SET TASK: Records follow. Pull out every line that contains "screenshot".

MATERIAL FOR THE TASK:
————
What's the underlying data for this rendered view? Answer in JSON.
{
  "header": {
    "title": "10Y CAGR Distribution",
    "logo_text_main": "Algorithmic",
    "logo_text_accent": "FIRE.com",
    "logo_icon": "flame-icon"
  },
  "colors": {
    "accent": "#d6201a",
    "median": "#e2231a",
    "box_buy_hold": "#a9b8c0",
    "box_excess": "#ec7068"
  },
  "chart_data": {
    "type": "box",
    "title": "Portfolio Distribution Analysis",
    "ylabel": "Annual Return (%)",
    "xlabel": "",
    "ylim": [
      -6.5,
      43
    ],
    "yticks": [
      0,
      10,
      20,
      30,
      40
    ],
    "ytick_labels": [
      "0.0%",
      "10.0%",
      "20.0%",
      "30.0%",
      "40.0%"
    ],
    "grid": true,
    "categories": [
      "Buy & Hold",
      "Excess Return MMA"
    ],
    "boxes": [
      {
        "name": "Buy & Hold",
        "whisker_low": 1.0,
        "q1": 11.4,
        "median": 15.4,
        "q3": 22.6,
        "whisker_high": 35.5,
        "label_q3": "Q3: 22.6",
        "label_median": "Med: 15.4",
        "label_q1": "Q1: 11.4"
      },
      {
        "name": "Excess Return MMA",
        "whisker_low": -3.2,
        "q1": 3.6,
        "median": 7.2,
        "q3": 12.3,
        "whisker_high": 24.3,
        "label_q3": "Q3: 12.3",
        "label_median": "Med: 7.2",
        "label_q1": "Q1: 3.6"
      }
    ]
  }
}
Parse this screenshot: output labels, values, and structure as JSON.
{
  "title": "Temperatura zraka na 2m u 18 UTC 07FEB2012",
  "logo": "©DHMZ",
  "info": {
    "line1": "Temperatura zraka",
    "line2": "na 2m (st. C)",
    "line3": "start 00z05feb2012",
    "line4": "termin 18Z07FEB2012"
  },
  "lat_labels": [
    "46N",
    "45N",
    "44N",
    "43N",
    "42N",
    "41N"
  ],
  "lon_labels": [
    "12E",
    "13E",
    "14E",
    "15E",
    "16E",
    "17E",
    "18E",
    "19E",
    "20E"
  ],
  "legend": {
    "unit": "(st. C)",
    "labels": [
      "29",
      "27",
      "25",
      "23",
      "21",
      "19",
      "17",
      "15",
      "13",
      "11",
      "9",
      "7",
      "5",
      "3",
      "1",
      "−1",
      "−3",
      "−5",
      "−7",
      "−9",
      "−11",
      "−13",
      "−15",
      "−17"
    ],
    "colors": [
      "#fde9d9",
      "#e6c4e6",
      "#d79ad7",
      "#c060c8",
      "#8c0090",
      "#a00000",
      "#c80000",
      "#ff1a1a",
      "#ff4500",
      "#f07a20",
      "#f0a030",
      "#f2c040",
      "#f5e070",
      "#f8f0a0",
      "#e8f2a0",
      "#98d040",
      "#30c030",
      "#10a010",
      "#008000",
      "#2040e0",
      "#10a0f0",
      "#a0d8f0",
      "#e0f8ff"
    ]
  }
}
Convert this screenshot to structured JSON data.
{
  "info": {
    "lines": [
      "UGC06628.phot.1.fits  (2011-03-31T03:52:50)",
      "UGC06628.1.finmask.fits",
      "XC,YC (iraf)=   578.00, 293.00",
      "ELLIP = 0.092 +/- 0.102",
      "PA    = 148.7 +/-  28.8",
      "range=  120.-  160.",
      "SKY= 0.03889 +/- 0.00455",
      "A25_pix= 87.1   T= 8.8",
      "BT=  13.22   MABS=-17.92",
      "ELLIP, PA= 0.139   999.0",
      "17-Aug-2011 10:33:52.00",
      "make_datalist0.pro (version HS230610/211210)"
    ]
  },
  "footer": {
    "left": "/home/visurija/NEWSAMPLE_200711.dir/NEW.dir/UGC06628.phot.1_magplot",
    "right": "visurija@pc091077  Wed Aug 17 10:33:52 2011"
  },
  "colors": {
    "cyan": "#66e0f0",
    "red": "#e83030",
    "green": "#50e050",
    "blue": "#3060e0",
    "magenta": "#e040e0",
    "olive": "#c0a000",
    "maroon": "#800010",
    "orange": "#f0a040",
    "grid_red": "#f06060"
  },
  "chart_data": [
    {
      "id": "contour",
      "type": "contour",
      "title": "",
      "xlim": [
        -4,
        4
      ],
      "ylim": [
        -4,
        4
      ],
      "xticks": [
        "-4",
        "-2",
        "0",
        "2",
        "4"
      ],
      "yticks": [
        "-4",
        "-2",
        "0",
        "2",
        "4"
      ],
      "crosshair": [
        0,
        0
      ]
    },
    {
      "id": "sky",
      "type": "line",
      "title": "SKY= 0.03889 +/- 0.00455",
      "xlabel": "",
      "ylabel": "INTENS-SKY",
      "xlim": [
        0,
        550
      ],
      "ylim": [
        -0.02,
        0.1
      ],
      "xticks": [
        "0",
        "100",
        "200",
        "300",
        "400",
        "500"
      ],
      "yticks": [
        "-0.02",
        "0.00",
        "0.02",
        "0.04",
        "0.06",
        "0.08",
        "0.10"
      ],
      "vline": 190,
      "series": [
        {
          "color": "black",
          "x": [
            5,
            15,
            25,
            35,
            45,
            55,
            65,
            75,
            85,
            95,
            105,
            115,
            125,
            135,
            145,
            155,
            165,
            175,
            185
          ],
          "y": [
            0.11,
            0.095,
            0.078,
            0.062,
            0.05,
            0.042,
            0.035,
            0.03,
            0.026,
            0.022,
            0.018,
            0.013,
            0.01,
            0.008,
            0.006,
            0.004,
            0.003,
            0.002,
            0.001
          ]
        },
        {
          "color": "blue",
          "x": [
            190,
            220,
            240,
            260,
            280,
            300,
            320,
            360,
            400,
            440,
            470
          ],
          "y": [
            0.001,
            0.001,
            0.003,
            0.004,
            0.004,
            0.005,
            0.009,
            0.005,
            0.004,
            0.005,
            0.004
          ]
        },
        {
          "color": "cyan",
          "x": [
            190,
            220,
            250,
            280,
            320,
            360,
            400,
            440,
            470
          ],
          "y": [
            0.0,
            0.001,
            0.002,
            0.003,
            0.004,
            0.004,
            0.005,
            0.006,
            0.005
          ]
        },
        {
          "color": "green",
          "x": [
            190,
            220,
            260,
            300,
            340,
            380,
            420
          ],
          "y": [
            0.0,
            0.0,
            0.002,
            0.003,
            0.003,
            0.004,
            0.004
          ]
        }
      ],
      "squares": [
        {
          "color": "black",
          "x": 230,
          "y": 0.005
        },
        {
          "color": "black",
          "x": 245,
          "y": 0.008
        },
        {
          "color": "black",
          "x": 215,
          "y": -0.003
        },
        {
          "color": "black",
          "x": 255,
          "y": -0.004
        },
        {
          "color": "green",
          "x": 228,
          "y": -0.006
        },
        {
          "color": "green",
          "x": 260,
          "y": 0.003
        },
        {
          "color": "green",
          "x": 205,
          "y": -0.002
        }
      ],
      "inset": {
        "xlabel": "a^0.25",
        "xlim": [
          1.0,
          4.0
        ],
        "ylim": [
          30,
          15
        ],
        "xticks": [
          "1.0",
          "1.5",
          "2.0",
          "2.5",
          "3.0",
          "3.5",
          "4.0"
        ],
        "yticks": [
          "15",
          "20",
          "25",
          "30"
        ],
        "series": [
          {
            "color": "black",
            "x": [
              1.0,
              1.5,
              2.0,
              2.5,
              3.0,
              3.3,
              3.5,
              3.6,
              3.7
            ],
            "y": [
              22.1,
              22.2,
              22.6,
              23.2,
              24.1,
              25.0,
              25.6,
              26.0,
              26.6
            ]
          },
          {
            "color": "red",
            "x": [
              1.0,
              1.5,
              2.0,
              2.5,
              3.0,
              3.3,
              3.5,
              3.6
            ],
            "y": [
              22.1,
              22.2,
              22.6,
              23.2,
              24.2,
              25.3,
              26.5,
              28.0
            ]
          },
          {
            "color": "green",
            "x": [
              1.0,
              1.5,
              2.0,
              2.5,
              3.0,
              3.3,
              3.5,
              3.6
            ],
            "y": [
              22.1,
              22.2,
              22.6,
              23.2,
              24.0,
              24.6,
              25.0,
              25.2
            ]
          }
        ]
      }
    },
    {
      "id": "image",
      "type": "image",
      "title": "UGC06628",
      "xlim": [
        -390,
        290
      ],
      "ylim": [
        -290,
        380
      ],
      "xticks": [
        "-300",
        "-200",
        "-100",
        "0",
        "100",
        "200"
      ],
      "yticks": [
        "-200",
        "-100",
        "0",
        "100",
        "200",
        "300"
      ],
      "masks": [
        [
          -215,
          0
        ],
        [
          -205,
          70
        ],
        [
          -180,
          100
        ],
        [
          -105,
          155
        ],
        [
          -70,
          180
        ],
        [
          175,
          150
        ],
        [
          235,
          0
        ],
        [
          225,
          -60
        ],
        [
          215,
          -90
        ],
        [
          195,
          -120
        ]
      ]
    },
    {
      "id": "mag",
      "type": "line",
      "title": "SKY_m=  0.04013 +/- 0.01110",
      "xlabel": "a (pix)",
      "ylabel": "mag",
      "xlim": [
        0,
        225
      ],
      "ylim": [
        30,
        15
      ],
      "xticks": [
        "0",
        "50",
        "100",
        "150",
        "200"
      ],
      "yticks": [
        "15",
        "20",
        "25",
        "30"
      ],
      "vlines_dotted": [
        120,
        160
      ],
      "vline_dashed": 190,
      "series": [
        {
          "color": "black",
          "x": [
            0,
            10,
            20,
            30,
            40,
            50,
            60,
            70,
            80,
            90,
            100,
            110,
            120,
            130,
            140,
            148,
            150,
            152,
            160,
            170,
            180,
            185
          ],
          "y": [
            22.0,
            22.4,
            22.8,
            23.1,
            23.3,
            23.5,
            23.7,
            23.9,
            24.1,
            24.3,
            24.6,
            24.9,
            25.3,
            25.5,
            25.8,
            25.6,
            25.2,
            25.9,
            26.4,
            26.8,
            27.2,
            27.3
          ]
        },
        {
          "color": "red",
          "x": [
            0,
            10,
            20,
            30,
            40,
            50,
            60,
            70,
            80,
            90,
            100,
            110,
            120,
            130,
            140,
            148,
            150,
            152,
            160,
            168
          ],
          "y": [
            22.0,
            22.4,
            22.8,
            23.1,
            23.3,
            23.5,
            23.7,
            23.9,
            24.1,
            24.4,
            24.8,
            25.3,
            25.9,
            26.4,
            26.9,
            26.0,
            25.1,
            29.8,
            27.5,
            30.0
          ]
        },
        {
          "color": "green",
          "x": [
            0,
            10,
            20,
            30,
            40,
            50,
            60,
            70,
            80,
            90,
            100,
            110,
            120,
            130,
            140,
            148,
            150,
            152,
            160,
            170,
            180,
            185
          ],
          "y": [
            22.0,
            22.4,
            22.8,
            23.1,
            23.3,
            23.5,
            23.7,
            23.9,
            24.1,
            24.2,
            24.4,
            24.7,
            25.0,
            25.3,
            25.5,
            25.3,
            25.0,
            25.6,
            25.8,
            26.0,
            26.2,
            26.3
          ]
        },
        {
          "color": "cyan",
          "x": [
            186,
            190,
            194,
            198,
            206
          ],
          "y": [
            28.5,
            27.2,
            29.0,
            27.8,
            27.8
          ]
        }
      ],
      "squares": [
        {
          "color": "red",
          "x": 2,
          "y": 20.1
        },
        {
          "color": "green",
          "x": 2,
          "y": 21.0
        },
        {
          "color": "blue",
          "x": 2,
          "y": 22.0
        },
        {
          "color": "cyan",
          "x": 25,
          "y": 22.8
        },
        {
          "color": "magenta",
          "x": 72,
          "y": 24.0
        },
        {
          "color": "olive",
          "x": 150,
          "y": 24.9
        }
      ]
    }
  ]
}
————
EXPECTED ANSWER:
Parse this screenshot: output labels, values, and structure as JSON.
Convert this screenshot to structured JSON data.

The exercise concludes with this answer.